== Assignment ==
Each line below should be restated word for word.

== Dataset entries ==
+-------+

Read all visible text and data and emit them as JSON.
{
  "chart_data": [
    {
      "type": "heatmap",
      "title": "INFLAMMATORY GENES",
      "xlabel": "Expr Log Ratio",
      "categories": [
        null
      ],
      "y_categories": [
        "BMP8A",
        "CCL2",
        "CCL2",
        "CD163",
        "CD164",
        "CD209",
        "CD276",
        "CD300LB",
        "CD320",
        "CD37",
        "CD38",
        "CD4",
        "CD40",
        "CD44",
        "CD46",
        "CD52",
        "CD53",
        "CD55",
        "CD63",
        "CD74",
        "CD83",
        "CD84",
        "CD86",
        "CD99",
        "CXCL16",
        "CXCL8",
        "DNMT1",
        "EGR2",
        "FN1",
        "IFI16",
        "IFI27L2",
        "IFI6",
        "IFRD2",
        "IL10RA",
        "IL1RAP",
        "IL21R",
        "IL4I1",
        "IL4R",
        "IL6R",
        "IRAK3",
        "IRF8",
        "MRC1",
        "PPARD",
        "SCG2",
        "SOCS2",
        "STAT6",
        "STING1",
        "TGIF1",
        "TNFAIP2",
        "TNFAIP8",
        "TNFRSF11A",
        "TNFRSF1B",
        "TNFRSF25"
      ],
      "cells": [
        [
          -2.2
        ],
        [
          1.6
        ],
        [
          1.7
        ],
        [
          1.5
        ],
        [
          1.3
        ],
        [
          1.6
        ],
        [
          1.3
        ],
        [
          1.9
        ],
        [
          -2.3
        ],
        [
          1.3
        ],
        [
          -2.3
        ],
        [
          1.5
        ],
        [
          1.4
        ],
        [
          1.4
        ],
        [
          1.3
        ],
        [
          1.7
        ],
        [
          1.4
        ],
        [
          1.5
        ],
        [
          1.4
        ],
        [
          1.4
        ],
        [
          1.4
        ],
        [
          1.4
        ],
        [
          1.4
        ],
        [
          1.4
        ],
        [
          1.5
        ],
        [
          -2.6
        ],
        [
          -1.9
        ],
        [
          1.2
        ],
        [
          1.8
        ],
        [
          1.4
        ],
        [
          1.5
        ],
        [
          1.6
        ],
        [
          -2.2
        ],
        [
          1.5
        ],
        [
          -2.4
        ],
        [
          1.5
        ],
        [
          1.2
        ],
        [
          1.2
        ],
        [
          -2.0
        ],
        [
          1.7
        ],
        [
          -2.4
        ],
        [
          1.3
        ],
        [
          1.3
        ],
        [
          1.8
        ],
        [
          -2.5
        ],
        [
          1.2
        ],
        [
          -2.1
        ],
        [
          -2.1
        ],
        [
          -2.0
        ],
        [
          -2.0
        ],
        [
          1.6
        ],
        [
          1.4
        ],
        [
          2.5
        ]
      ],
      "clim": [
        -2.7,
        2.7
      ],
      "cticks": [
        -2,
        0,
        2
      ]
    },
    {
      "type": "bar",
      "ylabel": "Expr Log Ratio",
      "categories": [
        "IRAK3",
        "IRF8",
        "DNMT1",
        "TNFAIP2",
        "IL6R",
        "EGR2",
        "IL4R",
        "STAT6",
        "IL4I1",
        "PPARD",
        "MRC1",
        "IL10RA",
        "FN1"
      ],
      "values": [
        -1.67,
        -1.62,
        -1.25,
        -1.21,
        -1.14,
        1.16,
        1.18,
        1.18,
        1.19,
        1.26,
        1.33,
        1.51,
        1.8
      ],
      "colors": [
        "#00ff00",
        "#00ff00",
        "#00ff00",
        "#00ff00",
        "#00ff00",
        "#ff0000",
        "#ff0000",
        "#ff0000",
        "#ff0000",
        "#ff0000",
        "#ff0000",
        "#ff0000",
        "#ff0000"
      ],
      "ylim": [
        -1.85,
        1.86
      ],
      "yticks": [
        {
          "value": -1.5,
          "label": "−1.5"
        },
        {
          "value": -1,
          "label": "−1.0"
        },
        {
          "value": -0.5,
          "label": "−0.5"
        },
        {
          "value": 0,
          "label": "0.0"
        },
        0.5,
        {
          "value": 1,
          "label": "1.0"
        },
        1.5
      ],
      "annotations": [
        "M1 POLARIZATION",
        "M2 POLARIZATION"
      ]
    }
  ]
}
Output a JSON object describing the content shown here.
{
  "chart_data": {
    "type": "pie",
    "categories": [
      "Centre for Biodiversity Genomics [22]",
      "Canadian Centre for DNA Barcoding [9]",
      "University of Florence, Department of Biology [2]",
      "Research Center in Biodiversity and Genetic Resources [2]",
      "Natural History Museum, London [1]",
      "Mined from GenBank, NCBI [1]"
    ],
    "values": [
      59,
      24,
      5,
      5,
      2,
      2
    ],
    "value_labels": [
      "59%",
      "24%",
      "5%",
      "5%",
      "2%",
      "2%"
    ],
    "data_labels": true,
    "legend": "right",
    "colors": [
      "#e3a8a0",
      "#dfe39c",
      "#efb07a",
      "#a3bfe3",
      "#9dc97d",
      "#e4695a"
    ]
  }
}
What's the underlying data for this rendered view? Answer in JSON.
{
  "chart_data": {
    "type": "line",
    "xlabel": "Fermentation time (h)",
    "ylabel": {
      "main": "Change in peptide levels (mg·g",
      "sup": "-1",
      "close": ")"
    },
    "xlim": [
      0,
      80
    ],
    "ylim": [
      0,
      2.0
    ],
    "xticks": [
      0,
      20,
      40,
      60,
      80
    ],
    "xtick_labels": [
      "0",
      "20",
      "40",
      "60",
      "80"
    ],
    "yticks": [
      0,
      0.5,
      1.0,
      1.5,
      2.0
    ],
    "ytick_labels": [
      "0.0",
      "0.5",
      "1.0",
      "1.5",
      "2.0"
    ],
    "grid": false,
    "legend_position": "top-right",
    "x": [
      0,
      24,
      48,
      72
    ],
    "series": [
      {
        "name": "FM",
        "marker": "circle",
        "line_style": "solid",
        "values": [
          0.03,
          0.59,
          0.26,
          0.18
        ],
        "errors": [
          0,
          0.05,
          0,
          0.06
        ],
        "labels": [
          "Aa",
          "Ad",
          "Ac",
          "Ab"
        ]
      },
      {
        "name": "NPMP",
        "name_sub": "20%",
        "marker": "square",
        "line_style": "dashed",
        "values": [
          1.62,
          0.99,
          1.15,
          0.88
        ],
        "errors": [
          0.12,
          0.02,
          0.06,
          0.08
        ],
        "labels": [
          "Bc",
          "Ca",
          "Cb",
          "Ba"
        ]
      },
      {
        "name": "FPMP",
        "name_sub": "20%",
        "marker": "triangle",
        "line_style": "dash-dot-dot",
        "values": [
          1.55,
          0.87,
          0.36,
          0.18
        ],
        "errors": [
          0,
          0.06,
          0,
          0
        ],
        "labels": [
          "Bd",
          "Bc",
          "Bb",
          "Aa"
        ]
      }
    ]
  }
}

+-------+

== Answer section ==
Read all visible text and data and emit them as JSON.
{
  "chart_data": [
    {
      "type": "heatmap",
      "title": "INFLAMMATORY GENES",
      "xlabel": "Expr Log Ratio",
      "categories": [
        null
      ],
      "y_categories": [
        "BMP8A",
        "CCL2",
        "CCL2",
        "CD163",
        "CD164",
        "CD209",
        "CD276",
        "CD300LB",
        "CD320",
        "CD37",
        "CD38",
        "CD4",
        "CD40",
        "CD44",
        "CD46",
        "CD52",
        "CD53",
        "CD55",
        "CD63",
        "CD74",
        "CD83",
        "CD84",
        "CD86",
        "CD99",
        "CXCL16",
        "CXCL8",
        "DNMT1",
        "EGR2",
        "FN1",
        "IFI16",
        "IFI27L2",
        "IFI6",
        "IFRD2",
        "IL10RA",
        "IL1RAP",
        "IL21R",
        "IL4I1",
        "IL4R",
        "IL6R",
        "IRAK3",
        "IRF8",
        "MRC1",
        "PPARD",
        "SCG2",
        "SOCS2",
        "STAT6",
        "STING1",
        "TGIF1",
        "TNFAIP2",
        "TNFAIP8",
        "TNFRSF11A",
        "TNFRSF1B",
        "TNFRSF25"
      ],
      "cells": [
        [
          -2.2
        ],
        [
          1.6
        ],
        [
          1.7
        ],
        [
          1.5
        ],
        [
          1.3
        ],
        [
          1.6
        ],
        [
          1.3
        ],
        [
          1.9
        ],
        [
          -2.3
        ],
        [
          1.3
        ],
        [
          -2.3
        ],
        [
          1.5
        ],
        [
          1.4
        ],
        [
          1.4
        ],
        [
          1.3
        ],
        [
          1.7
        ],
        [
          1.4
        ],
        [
          1.5
        ],
        [
          1.4
        ],
        [
          1.4
        ],
        [
          1.4
        ],
        [
          1.4
        ],
        [
          1.4
        ],
        [
          1.4
        ],
        [
          1.5
        ],
        [
          -2.6
        ],
        [
          -1.9
        ],
        [
          1.2
        ],
        [
          1.8
        ],
        [
          1.4
        ],
        [
          1.5
        ],
        [
          1.6
        ],
        [
          -2.2
        ],
        [
          1.5
        ],
        [
          -2.4
        ],
        [
          1.5
        ],
        [
          1.2
        ],
        [
          1.2
        ],
        [
          -2.0
        ],
        [
          1.7
        ],
        [
          -2.4
        ],
        [
          1.3
        ],
        [
          1.3
        ],
        [
          1.8
        ],
        [
          -2.5
        ],
        [
          1.2
        ],
        [
          -2.1
        ],
        [
          -2.1
        ],
        [
          -2.0
        ],
        [
          -2.0
        ],
        [
          1.6
        ],
        [
          1.4
        ],
        [
          2.5
        ]
      ],
      "clim": [
        -2.7,
        2.7
      ],
      "cticks": [
        -2,
        0,
        2
      ]
    },
    {
      "type": "bar",
      "ylabel": "Expr Log Ratio",
      "categories": [
        "IRAK3",
        "IRF8",
        "DNMT1",
        "TNFAIP2",
        "IL6R",
        "EGR2",
        "IL4R",
        "STAT6",
        "IL4I1",
        "PPARD",
        "MRC1",
        "IL10RA",
        "FN1"
      ],
      "values": [
        -1.67,
        -1.62,
        -1.25,
        -1.21,
        -1.14,
        1.16,
        1.18,
        1.18,
        1.19,
        1.26,
        1.33,
        1.51,
        1.8
      ],
      "colors": [
        "#00ff00",
        "#00ff00",
        "#00ff00",
        "#00ff00",
        "#00ff00",
        "#ff0000",
        "#ff0000",
        "#ff0000",
        "#ff0000",
        "#ff0000",
        "#ff0000",
        "#ff0000",
        "#ff0000"
      ],
      "ylim": [
        -1.85,
        1.86
      ],
      "yticks": [
        {
          "value": -1.5,
          "label": "−1.5"
        },
        {
          "value": -1,
          "label": "−1.0"
        },
        {
          "value": -0.5,
          "label": "−0.5"
        },
        {
          "value": 0,
          "label": "0.0"
        },
        0.5,
        {
          "value": 1,
          "label": "1.0"
        },
        1.5
      ],
      "annotations": [
        "M1 POLARIZATION",
        "M2 POLARIZATION"
      ]
    }
  ]
}
Output a JSON object describing the content shown here.
{
  "chart_data": {
    "type": "pie",
    "categories": [
      "Centre for Biodiversity Genomics [22]",
      "Canadian Centre for DNA Barcoding [9]",
      "University of Florence, Department of Biology [2]",
      "Research Center in Biodiversity and Genetic Resources [2]",
      "Natural History Museum, London [1]",
      "Mined from GenBank, NCBI [1]"
    ],
    "values": [
      59,
      24,
      5,
      5,
      2,
      2
    ],
    "value_labels": [
      "59%",
      "24%",
      "5%",
      "5%",
      "2%",
      "2%"
    ],
    "data_labels": true,
    "legend": "right",
    "colors": [
      "#e3a8a0",
      "#dfe39c",
      "#efb07a",
      "#a3bfe3",
      "#9dc97d",
      "#e4695a"
    ]
  }
}
What's the underlying data for this rendered view? Answer in JSON.
{
  "chart_data": {
    "type": "line",
    "xlabel": "Fermentation time (h)",
    "ylabel": {
      "main": "Change in peptide levels (mg·g",
      "sup": "-1",
      "close": ")"
    },
    "xlim": [
      0,
      80
    ],
    "ylim": [
      0,
      2.0
    ],
    "xticks": [
      0,
      20,
      40,
      60,
      80
    ],
    "xtick_labels": [
      "0",
      "20",
      "40",
      "60",
      "80"
    ],
    "yticks": [
      0,
      0.5,
      1.0,
      1.5,
      2.0
    ],
    "ytick_labels": [
      "0.0",
      "0.5",
      "1.0",
      "1.5",
      "2.0"
    ],
    "grid": false,
    "legend_position": "top-right",
    "x": [
      0,
      24,
      48,
      72
    ],
    "series": [
      {
        "name": "FM",
        "marker": "circle",
        "line_style": "solid",
        "values": [
          0.03,
          0.59,
          0.26,
          0.18
        ],
        "errors": [
          0,
          0.05,
          0,
          0.06
        ],
        "labels": [
          "Aa",
          "Ad",
          "Ac",
          "Ab"
        ]
      },
      {
        "name": "NPMP",
        "name_sub": "20%",
        "marker": "square",
        "line_style": "dashed",
        "values": [
          1.62,
          0.99,
          1.15,
          0.88
        ],
        "errors": [
          0.12,
          0.02,
          0.06,
          0.08
        ],
        "labels": [
          "Bc",
          "Ca",
          "Cb",
          "Ba"
        ]
      },
      {
        "name": "FPMP",
        "name_sub": "20%",
        "marker": "triangle",
        "line_style": "dash-dot-dot",
        "values": [
          1.55,
          0.87,
          0.36,
          0.18
        ],
        "errors": [
          0,
          0.06,
          0,
          0
        ],
        "labels": [
          "Bd",
          "Bc",
          "Bb",
          "Aa"
        ]
      }
    ]
  }
}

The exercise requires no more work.